GIVEN DATA:

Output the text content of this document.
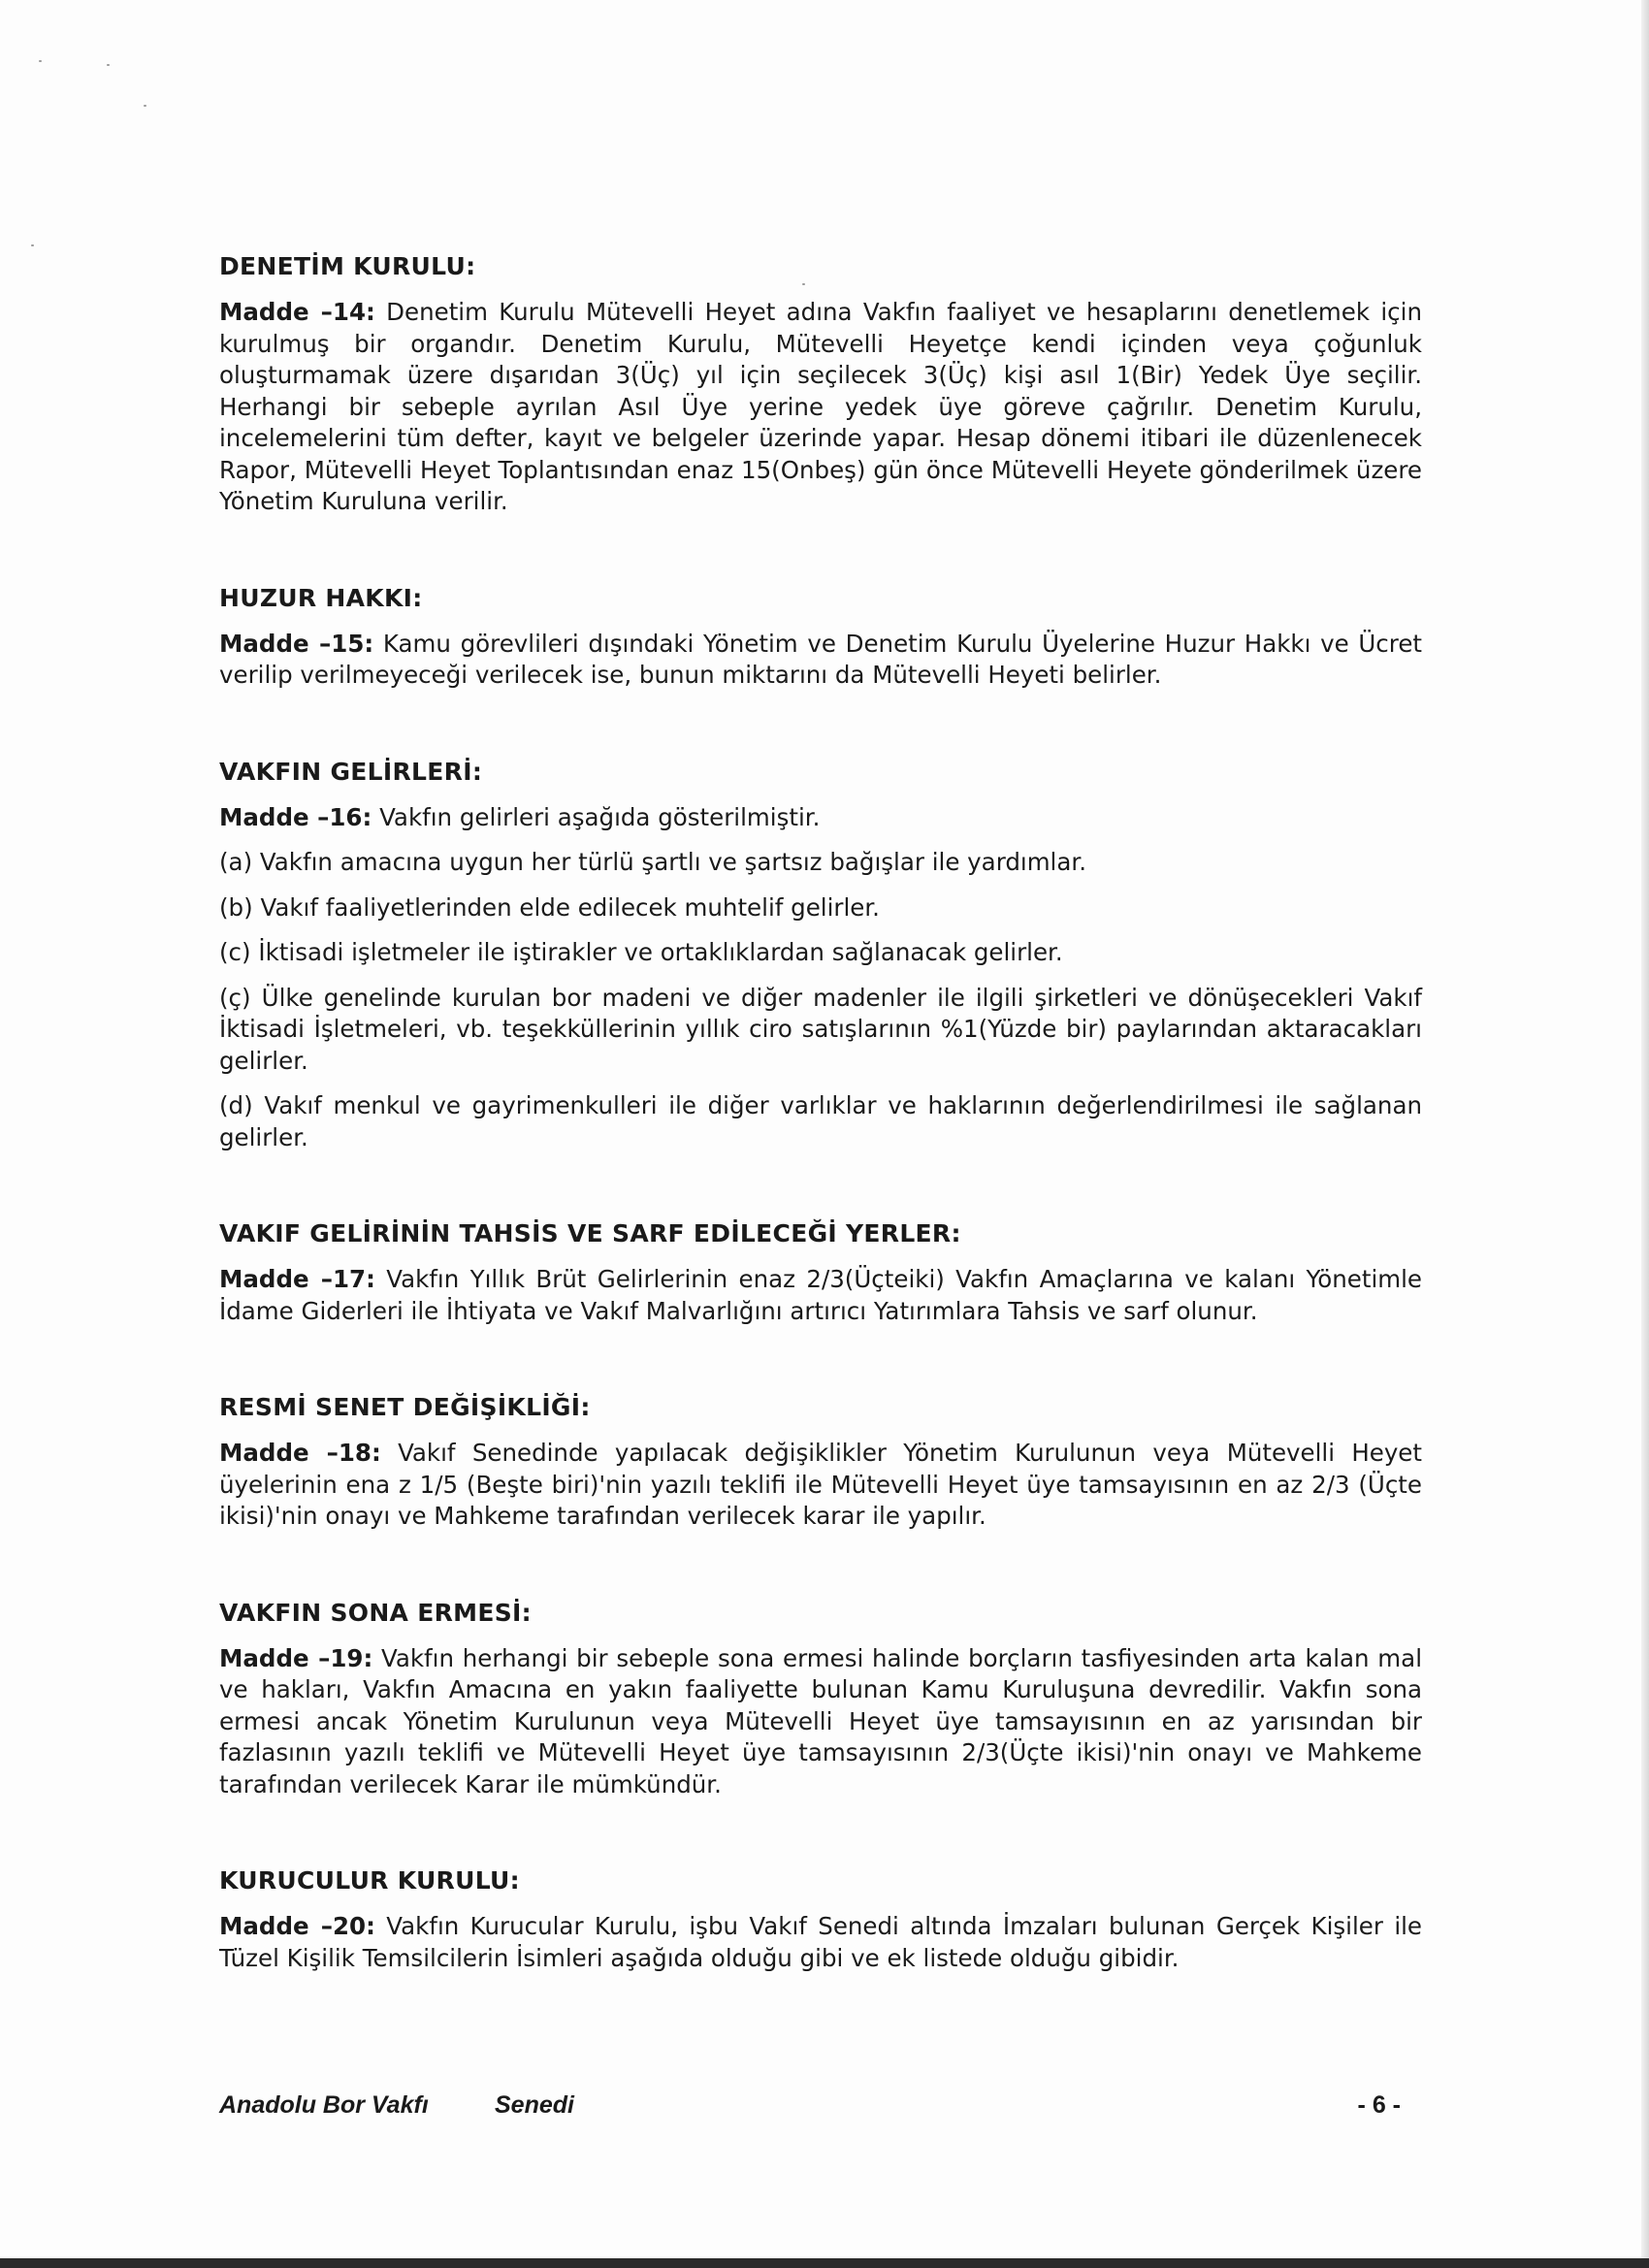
DENETİM KURULU:

Madde –14: Denetim Kurulu Mütevelli Heyet adına Vakfın faaliyet ve hesaplarını denetlemek için kurulmuş bir organdır. Denetim Kurulu, Mütevelli Heyetçe kendi içinden veya çoğunluk oluşturmamak üzere dışarıdan 3(Üç) yıl için seçilecek 3(Üç) kişi asıl 1(Bir) Yedek Üye seçilir. Herhangi bir sebeple ayrılan Asıl Üye yerine yedek üye göreve çağrılır. Denetim Kurulu, incelemelerini tüm defter, kayıt ve belgeler üzerinde yapar. Hesap dönemi itibari ile düzenlenecek Rapor, Mütevelli Heyet Toplantısından enaz 15(Onbeş) gün önce Mütevelli Heyete gönderilmek üzere Yönetim Kuruluna verilir.

HUZUR HAKKI:

Madde –15: Kamu görevlileri dışındaki Yönetim ve Denetim Kurulu Üyelerine Huzur Hakkı ve Ücret verilip verilmeyeceği verilecek ise, bunun miktarını da Mütevelli Heyeti belirler.

VAKFIN GELİRLERİ:

Madde –16: Vakfın gelirleri aşağıda gösterilmiştir.

(a) Vakfın amacına uygun her türlü şartlı ve şartsız bağışlar ile yardımlar.

(b) Vakıf faaliyetlerinden elde edilecek muhtelif gelirler.

(c) İktisadi işletmeler ile iştirakler ve ortaklıklardan sağlanacak gelirler.

(ç) Ülke genelinde kurulan bor madeni ve diğer madenler ile ilgili şirketleri ve dönüşecekleri Vakıf İktisadi İşletmeleri, vb. teşekküllerinin yıllık ciro satışlarının %1(Yüzde bir) paylarından aktaracakları gelirler.

(d) Vakıf menkul ve gayrimenkulleri ile diğer varlıklar ve haklarının değerlendirilmesi ile sağlanan gelirler.

VAKIF GELİRİNİN TAHSİS VE SARF EDİLECEĞİ YERLER:

Madde –17: Vakfın Yıllık Brüt Gelirlerinin enaz 2/3(Üçteiki) Vakfın Amaçlarına ve kalanı Yönetimle İdame Giderleri ile İhtiyata ve Vakıf Malvarlığını artırıcı Yatırımlara Tahsis ve sarf olunur.

RESMİ SENET DEĞİŞİKLİĞİ:

Madde –18: Vakıf Senedinde yapılacak değişiklikler Yönetim Kurulunun veya Mütevelli Heyet üyelerinin ena z 1/5 (Beşte biri)'nin yazılı teklifi ile Mütevelli Heyet üye tamsayısının en az 2/3 (Üçte ikisi)'nin onayı ve Mahkeme tarafından verilecek karar ile yapılır.

VAKFIN SONA ERMESİ:

Madde –19: Vakfın herhangi bir sebeple sona ermesi halinde borçların tasfiyesinden arta kalan mal ve hakları, Vakfın Amacına en yakın faaliyette bulunan Kamu Kuruluşuna devredilir. Vakfın sona ermesi ancak Yönetim Kurulunun veya Mütevelli Heyet üye tamsayısının en az yarısından bir fazlasının yazılı teklifi ve Mütevelli Heyet üye tamsayısının 2/3(Üçte ikisi)'nin onayı ve Mahkeme tarafından verilecek Karar ile mümkündür.

KURUCULUR KURULU:

Madde –20: Vakfın Kurucular Kurulu, işbu Vakıf Senedi altında İmzaları bulunan Gerçek Kişiler ile Tüzel Kişilik Temsilcilerin İsimleri aşağıda olduğu gibi ve ek listede olduğu gibidir.

Anadolu Bor Vakfı	Senedi	- 6 -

STATED GOAL: Copy all lines from the entries that contain the word "diğer".

FINAL RESULT:
(ç) Ülke genelinde kurulan bor madeni ve diğer madenler ile ilgili şirketleri ve dönüşecekleri Vakıf İktisadi İşletmeleri, vb. teşekküllerinin yıllık ciro satışlarının %1(Yüzde bir) paylarından aktaracakları gelirler.
(d) Vakıf menkul ve gayrimenkulleri ile diğer varlıklar ve haklarının değerlendirilmesi ile sağlanan gelirler.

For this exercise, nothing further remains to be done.